* [Exercice court 1]:
Dans l'extrait de page sur le bégaiement, qu'a fait l'élève hilare pendant le blocage sur le titre de l'exposé ?
* [Exercice court 2]:
Selon l'extrait de page, pourquoi ce blocage en classe préparatoire a-t-il été vécu comme la plus grande des humiliations ? Répondez en une à trois phrases.

====== Extrait de page ======

Je me rappelle bien quelques moments de bégaiement qui furent douloureux, mais j'ai passé l'éponge. Le pire d'entre eux devait être la fois où j'ai dû présenter un exposé en classe préparatoire. Au bout d'une minute de blocage (qui me parût durer une éternité) sur le titre de ma présentation, un élève hilare a précipitamment quitté la salle en explosant de rire. Le professeur m'avait arrêté en me proposant de reprendre plus tard. Évidemment, j'avais refusé de retenter l'expérience. Moi qui prenait un soin infini à cacher mon bégaiement en me faisant discret et en parlant le moins possible à mes camarades, cette mise à jour violente de mon handicap aux yeux de toute la classe fut pour moi la plus grande des humiliations. Depuis lors, j'avais séché tous les exposés en cours de prépa, ce qui provoqua les foudres de certains professeurs. J'ai raconté cette histoire à mon orthophoniste, sur mon blog et à plusieurs reprises sur le forum "Parole de bègues", si bien qu'aujourd'hui cet évènement n'a plus d'emprise sur moi.

Racontez nous un moment de bonheur !

====== Données enregistrées ======

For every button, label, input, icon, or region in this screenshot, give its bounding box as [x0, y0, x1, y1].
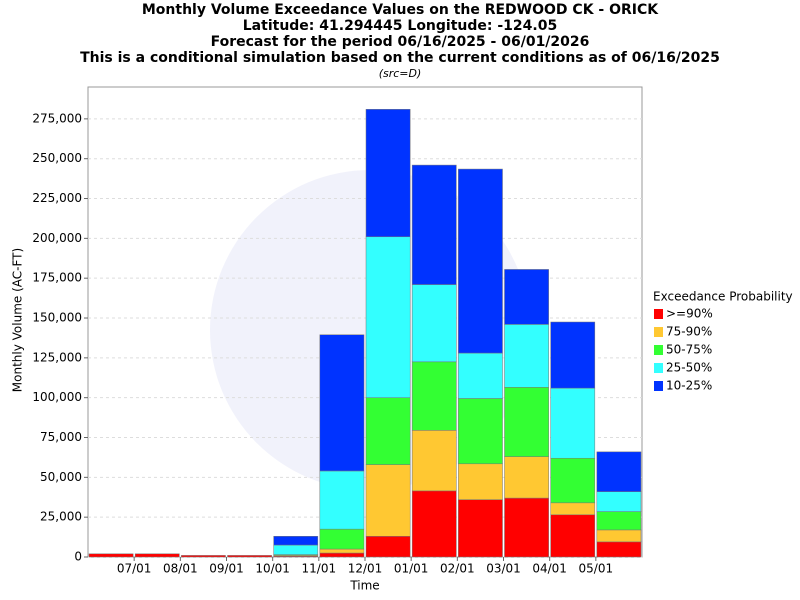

======

* [Réponse complète 1]:
Il a précipitamment quitté la salle en explosant de rire.

* [Réponse complète 2]:
Un soin infini était mis à cacher ce bégaiement, en restant en retrait et en parlant le moins possible aux camarades. Le blocage a révélé ce handicap de façon violente aux yeux de toute la classe.